#### WHAT YOU NEED TO DO
Repeat each record exactly. Any picture gets left out.
— Start —
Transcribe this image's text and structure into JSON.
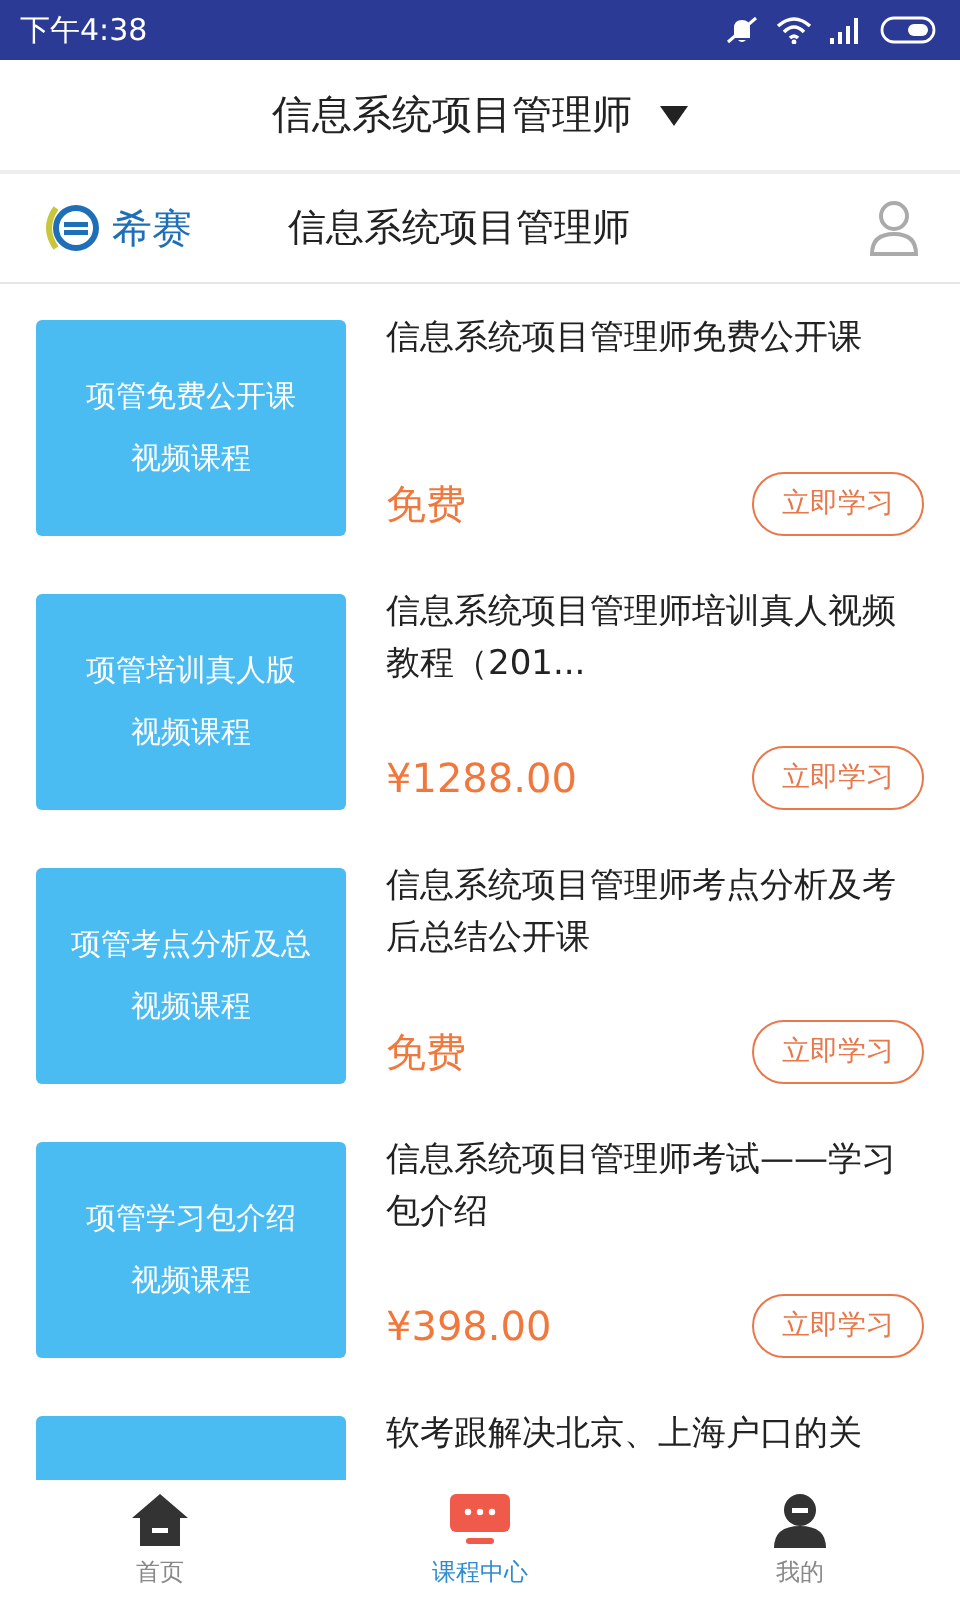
{
  "status_bar": {
    "time": "下午4:38"
  },
  "header": {
    "title": "信息系统项目管理师"
  },
  "brand_bar": {
    "logo_text": "希赛",
    "title": "信息系统项目管理师"
  },
  "courses": [
    {
      "thumb_title": "项管免费公开课",
      "thumb_subtitle": "视频课程",
      "title": "信息系统项目管理师免费公开课",
      "price": "免费",
      "button": "立即学习"
    },
    {
      "thumb_title": "项管培训真人版",
      "thumb_subtitle": "视频课程",
      "title": "信息系统项目管理师培训真人视频教程（201...",
      "price": "¥1288.00",
      "button": "立即学习"
    },
    {
      "thumb_title": "项管考点分析及总",
      "thumb_subtitle": "视频课程",
      "title": "信息系统项目管理师考点分析及考后总结公开课",
      "price": "免费",
      "button": "立即学习"
    },
    {
      "thumb_title": "项管学习包介绍",
      "thumb_subtitle": "视频课程",
      "title": "信息系统项目管理师考试——学习包介绍",
      "price": "¥398.00",
      "button": "立即学习"
    },
    {
      "title": "软考跟解决北京、上海户口的关"
    }
  ],
  "nav": [
    {
      "kind": "home",
      "label": "首页",
      "selected": false
    },
    {
      "kind": "courses",
      "label": "课程中心",
      "selected": true
    },
    {
      "kind": "me",
      "label": "我的",
      "selected": false
    }
  ]
}
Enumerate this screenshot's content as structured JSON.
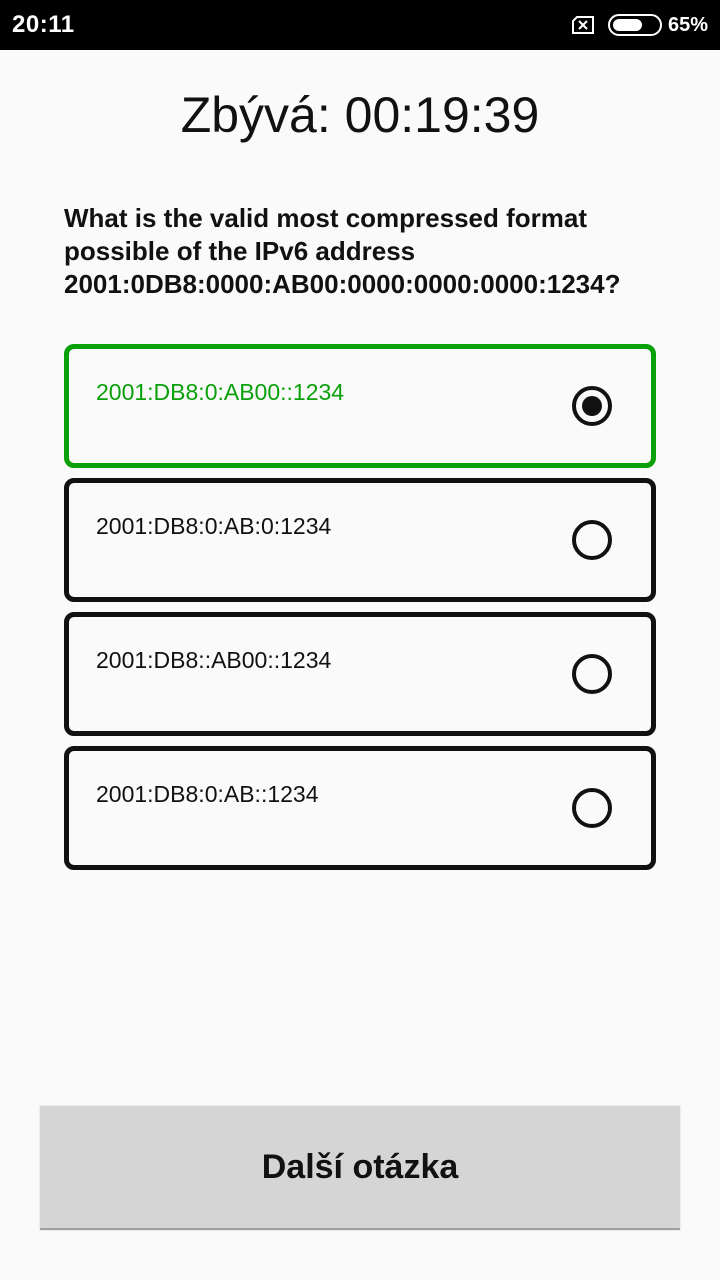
{
  "status_bar": {
    "time": "20:11",
    "battery_percent": "65%",
    "battery_level": 0.65,
    "icons": [
      "sim-off-icon",
      "battery-icon"
    ]
  },
  "timer": {
    "text": "Zbývá: 00:19:39"
  },
  "question": {
    "lines": [
      "What is the valid most compressed format",
      "possible of the IPv6 address",
      "2001:0DB8:0000:AB00:0000:0000:0000:1234?"
    ]
  },
  "options": [
    {
      "label": "2001:DB8:0:AB00::1234",
      "selected": true
    },
    {
      "label": "2001:DB8:0:AB:0:1234",
      "selected": false
    },
    {
      "label": "2001:DB8::AB00::1234",
      "selected": false
    },
    {
      "label": "2001:DB8:0:AB::1234",
      "selected": false
    }
  ],
  "next_button": {
    "label": "Další otázka"
  },
  "colors": {
    "correct_accent": "#0aa00a",
    "border": "#111111",
    "background": "#fafafa",
    "button_bg": "#d5d5d5",
    "status_bar_bg": "#000000"
  }
}
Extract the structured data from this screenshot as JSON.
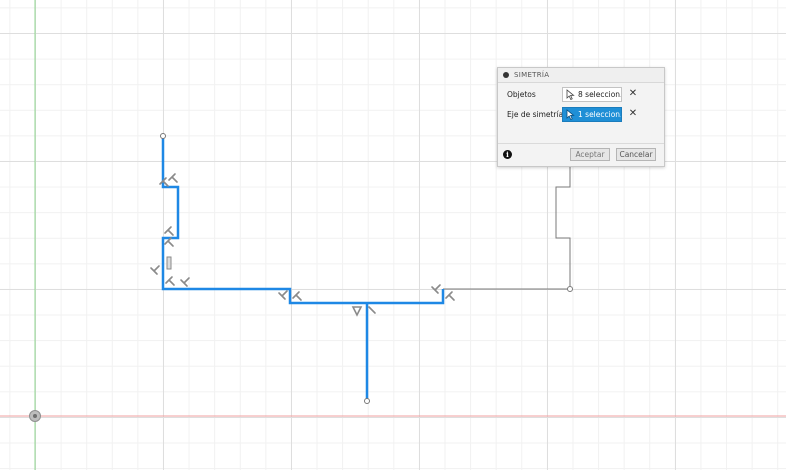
{
  "dialog": {
    "title": "SIMETRÍA",
    "objects_label": "Objetos",
    "objects_value": "8 seleccion...",
    "axis_label": "Eje de simetría",
    "axis_value": "1 seleccion...",
    "ok_label": "Aceptar",
    "cancel_label": "Cancelar",
    "info_glyph": "i",
    "clear_glyph": "✕"
  },
  "colors": {
    "selected_line": "#1e88e5",
    "unselected_line": "#7a7a7a",
    "x_axis": "#f0a0a0",
    "y_axis": "#90d890",
    "grid_major": "#dedede",
    "grid_minor": "#f1f1f1",
    "constraint_icon": "#8a8a8a",
    "active_selection": "#1f8fd6"
  },
  "icons": {
    "origin": "origin-icon",
    "perpendicular": "perpendicular-constraint-icon",
    "parallel": "parallel-constraint-icon",
    "symmetry": "symmetry-constraint-icon",
    "cursor": "cursor-arrow-icon",
    "info": "info-icon"
  }
}
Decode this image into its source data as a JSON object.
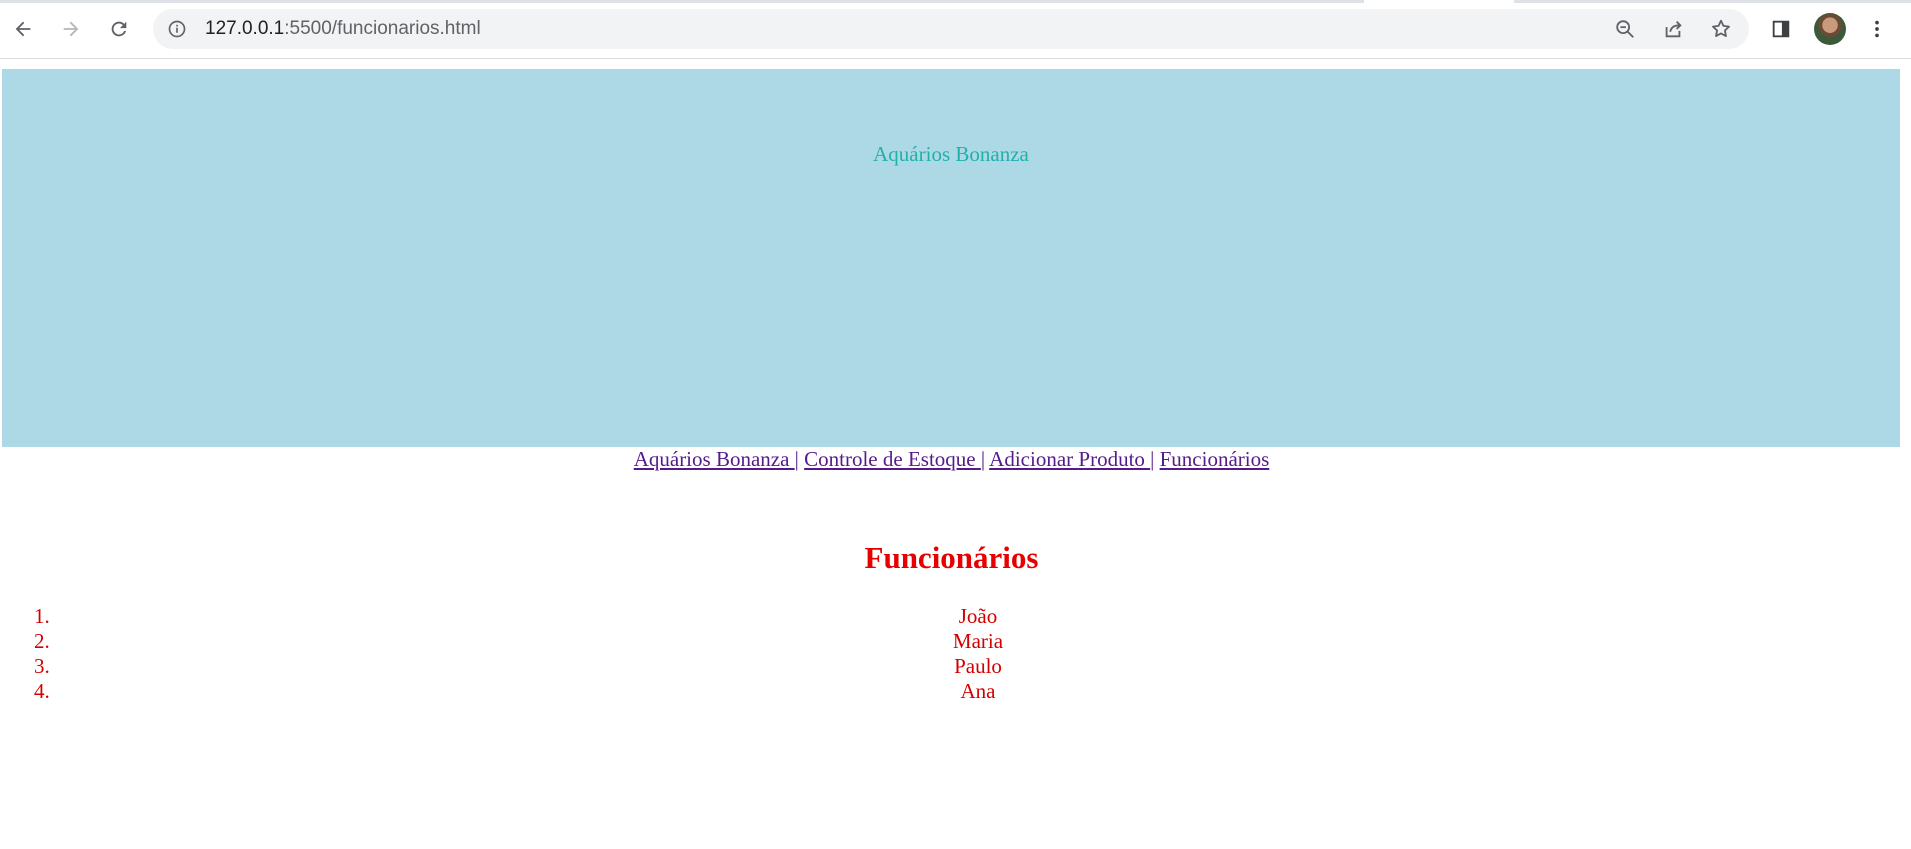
{
  "browser": {
    "url_host": "127.0.0.1",
    "url_path": ":5500/funcionarios.html"
  },
  "page": {
    "banner_title": "Aquários Bonanza",
    "nav": [
      {
        "label": "Aquários Bonanza "
      },
      {
        "label": "Controle de Estoque "
      },
      {
        "label": "Adicionar Produto "
      },
      {
        "label": "Funcionários"
      }
    ],
    "nav_separator": "|",
    "heading": "Funcionários",
    "employees": [
      {
        "num": "1.",
        "name": "João"
      },
      {
        "num": "2.",
        "name": "Maria"
      },
      {
        "num": "3.",
        "name": "Paulo"
      },
      {
        "num": "4.",
        "name": "Ana"
      }
    ]
  },
  "colors": {
    "banner_bg": "#add8e6",
    "banner_title": "#20b2aa",
    "link": "#551a8b",
    "heading": "#e60000",
    "list_text": "#d40000"
  }
}
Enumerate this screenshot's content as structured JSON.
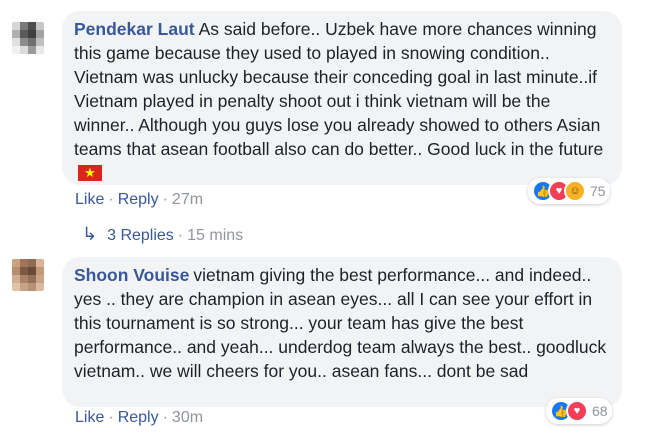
{
  "comments": [
    {
      "author": "Pendekar Laut",
      "text": "As said before.. Uzbek have more chances winning this game because they used to played in snowing condition.. Vietnam was unlucky because their conceding goal in last minute..if Vietnam played in penalty shoot out i think vietnam will be the winner.. Although you guys lose you already showed to others Asian teams that asean football also can do better.. Good luck in the future",
      "like_label": "Like",
      "reply_label": "Reply",
      "time": "27m",
      "reaction_count": "75",
      "reactions": [
        "like-icon",
        "love-icon",
        "haha-icon"
      ],
      "avatar_colors": [
        "#d6d6d6",
        "#7a7a7a",
        "#4d4d4d",
        "#c8c8c8",
        "#b0b0b0",
        "#5a5a5a",
        "#3f3f3f",
        "#a3a3a3",
        "#e0e0e0",
        "#8c8c8c",
        "#6f6f6f",
        "#bfbfbf",
        "#f0f0f0",
        "#dcdcdc",
        "#9a9a9a",
        "#e8e8e8"
      ]
    },
    {
      "author": "Shoon Vouise",
      "text": "vietnam giving the best performance... and indeed.. yes .. they are champion in asean eyes... all I can see your effort in this tournament is so strong... your team has give the best performance.. and yeah... underdog team always the best.. goodluck vietnam.. we will cheers for you.. asean fans... dont be sad",
      "like_label": "Like",
      "reply_label": "Reply",
      "time": "30m",
      "reaction_count": "68",
      "reactions": [
        "like-icon",
        "love-icon"
      ],
      "avatar_colors": [
        "#c9a27e",
        "#a0765a",
        "#8f6a54",
        "#d8b596",
        "#b88c6c",
        "#7e5a45",
        "#6b4a3a",
        "#c29a7a",
        "#d2ad8e",
        "#a98268",
        "#94705c",
        "#caa488",
        "#e1c2a6",
        "#c7a286",
        "#b89276",
        "#dbbba0"
      ]
    }
  ],
  "replies_link": {
    "label": "3 Replies",
    "time": "15 mins",
    "icon": "reply-arrow-icon"
  },
  "colors": {
    "link": "#385898",
    "meta": "#90949c",
    "bubble": "#f2f3f5",
    "like": "#1877f2",
    "love": "#f33e58",
    "haha": "#f7b125"
  }
}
— End —
#### TASK RESULT
Transcribe this image's text and structure into JSON.
{
  "status_bar": {
    "time": "下午4:38"
  },
  "header": {
    "title": "信息系统项目管理师"
  },
  "brand_bar": {
    "logo_text": "希赛",
    "title": "信息系统项目管理师"
  },
  "courses": [
    {
      "thumb_title": "项管免费公开课",
      "thumb_subtitle": "视频课程",
      "title": "信息系统项目管理师免费公开课",
      "price": "免费",
      "button": "立即学习"
    },
    {
      "thumb_title": "项管培训真人版",
      "thumb_subtitle": "视频课程",
      "title": "信息系统项目管理师培训真人视频教程（201...",
      "price": "¥1288.00",
      "button": "立即学习"
    },
    {
      "thumb_title": "项管考点分析及总",
      "thumb_subtitle": "视频课程",
      "title": "信息系统项目管理师考点分析及考后总结公开课",
      "price": "免费",
      "button": "立即学习"
    },
    {
      "thumb_title": "项管学习包介绍",
      "thumb_subtitle": "视频课程",
      "title": "信息系统项目管理师考试——学习包介绍",
      "price": "¥398.00",
      "button": "立即学习"
    },
    {
      "title": "软考跟解决北京、上海户口的关"
    }
  ],
  "nav": [
    {
      "kind": "home",
      "label": "首页",
      "selected": false
    },
    {
      "kind": "courses",
      "label": "课程中心",
      "selected": true
    },
    {
      "kind": "me",
      "label": "我的",
      "selected": false
    }
  ]
}
Enumerate this screenshot's content as structured JSON.
{
  "status_bar": {
    "time": "20:11",
    "battery_percent": "65%",
    "battery_level": 0.65,
    "icons": [
      "sim-off-icon",
      "battery-icon"
    ]
  },
  "timer": {
    "text": "Zbývá: 00:19:39"
  },
  "question": {
    "lines": [
      "What is the valid most compressed format",
      "possible of the IPv6 address",
      "2001:0DB8:0000:AB00:0000:0000:0000:1234?"
    ]
  },
  "options": [
    {
      "label": "2001:DB8:0:AB00::1234",
      "selected": true
    },
    {
      "label": "2001:DB8:0:AB:0:1234",
      "selected": false
    },
    {
      "label": "2001:DB8::AB00::1234",
      "selected": false
    },
    {
      "label": "2001:DB8:0:AB::1234",
      "selected": false
    }
  ],
  "next_button": {
    "label": "Další otázka"
  },
  "colors": {
    "correct_accent": "#0aa00a",
    "border": "#111111",
    "background": "#fafafa",
    "button_bg": "#d5d5d5",
    "status_bar_bg": "#000000"
  }
}
Extract the structured data from this screenshot as JSON.
{
  "dialog": {
    "title": "SIMETRÍA",
    "objects_label": "Objetos",
    "objects_value": "8 seleccion...",
    "axis_label": "Eje de simetría",
    "axis_value": "1 seleccion...",
    "ok_label": "Aceptar",
    "cancel_label": "Cancelar",
    "info_glyph": "i",
    "clear_glyph": "✕"
  },
  "colors": {
    "selected_line": "#1e88e5",
    "unselected_line": "#7a7a7a",
    "x_axis": "#f0a0a0",
    "y_axis": "#90d890",
    "grid_major": "#dedede",
    "grid_minor": "#f1f1f1",
    "constraint_icon": "#8a8a8a",
    "active_selection": "#1f8fd6"
  },
  "icons": {
    "origin": "origin-icon",
    "perpendicular": "perpendicular-constraint-icon",
    "parallel": "parallel-constraint-icon",
    "symmetry": "symmetry-constraint-icon",
    "cursor": "cursor-arrow-icon",
    "info": "info-icon"
  }
}
Decode this image into its source data as a JSON object.
{
  "browser": {
    "url_host": "127.0.0.1",
    "url_path": ":5500/funcionarios.html"
  },
  "page": {
    "banner_title": "Aquários Bonanza",
    "nav": [
      {
        "label": "Aquários Bonanza "
      },
      {
        "label": "Controle de Estoque "
      },
      {
        "label": "Adicionar Produto "
      },
      {
        "label": "Funcionários"
      }
    ],
    "nav_separator": "|",
    "heading": "Funcionários",
    "employees": [
      {
        "num": "1.",
        "name": "João"
      },
      {
        "num": "2.",
        "name": "Maria"
      },
      {
        "num": "3.",
        "name": "Paulo"
      },
      {
        "num": "4.",
        "name": "Ana"
      }
    ]
  },
  "colors": {
    "banner_bg": "#add8e6",
    "banner_title": "#20b2aa",
    "link": "#551a8b",
    "heading": "#e60000",
    "list_text": "#d40000"
  }
}
Enumerate this screenshot's content as structured JSON.
{
  "comments": [
    {
      "author": "Pendekar Laut",
      "text": "As said before.. Uzbek have more chances winning this game because they used to played in snowing condition.. Vietnam was unlucky because their conceding goal in last minute..if Vietnam played in penalty shoot out i think vietnam will be the winner.. Although you guys lose you already showed to others Asian teams that asean football also can do better.. Good luck in the future",
      "like_label": "Like",
      "reply_label": "Reply",
      "time": "27m",
      "reaction_count": "75",
      "reactions": [
        "like-icon",
        "love-icon",
        "haha-icon"
      ],
      "avatar_colors": [
        "#d6d6d6",
        "#7a7a7a",
        "#4d4d4d",
        "#c8c8c8",
        "#b0b0b0",
        "#5a5a5a",
        "#3f3f3f",
        "#a3a3a3",
        "#e0e0e0",
        "#8c8c8c",
        "#6f6f6f",
        "#bfbfbf",
        "#f0f0f0",
        "#dcdcdc",
        "#9a9a9a",
        "#e8e8e8"
      ]
    },
    {
      "author": "Shoon Vouise",
      "text": "vietnam giving the best performance... and indeed.. yes .. they are champion in asean eyes... all I can see your effort in this tournament is so strong... your team has give the best performance.. and yeah... underdog team always the best.. goodluck vietnam.. we will cheers for you.. asean fans... dont be sad",
      "like_label": "Like",
      "reply_label": "Reply",
      "time": "30m",
      "reaction_count": "68",
      "reactions": [
        "like-icon",
        "love-icon"
      ],
      "avatar_colors": [
        "#c9a27e",
        "#a0765a",
        "#8f6a54",
        "#d8b596",
        "#b88c6c",
        "#7e5a45",
        "#6b4a3a",
        "#c29a7a",
        "#d2ad8e",
        "#a98268",
        "#94705c",
        "#caa488",
        "#e1c2a6",
        "#c7a286",
        "#b89276",
        "#dbbba0"
      ]
    }
  ],
  "replies_link": {
    "label": "3 Replies",
    "time": "15 mins",
    "icon": "reply-arrow-icon"
  },
  "colors": {
    "link": "#385898",
    "meta": "#90949c",
    "bubble": "#f2f3f5",
    "like": "#1877f2",
    "love": "#f33e58",
    "haha": "#f7b125"
  }
}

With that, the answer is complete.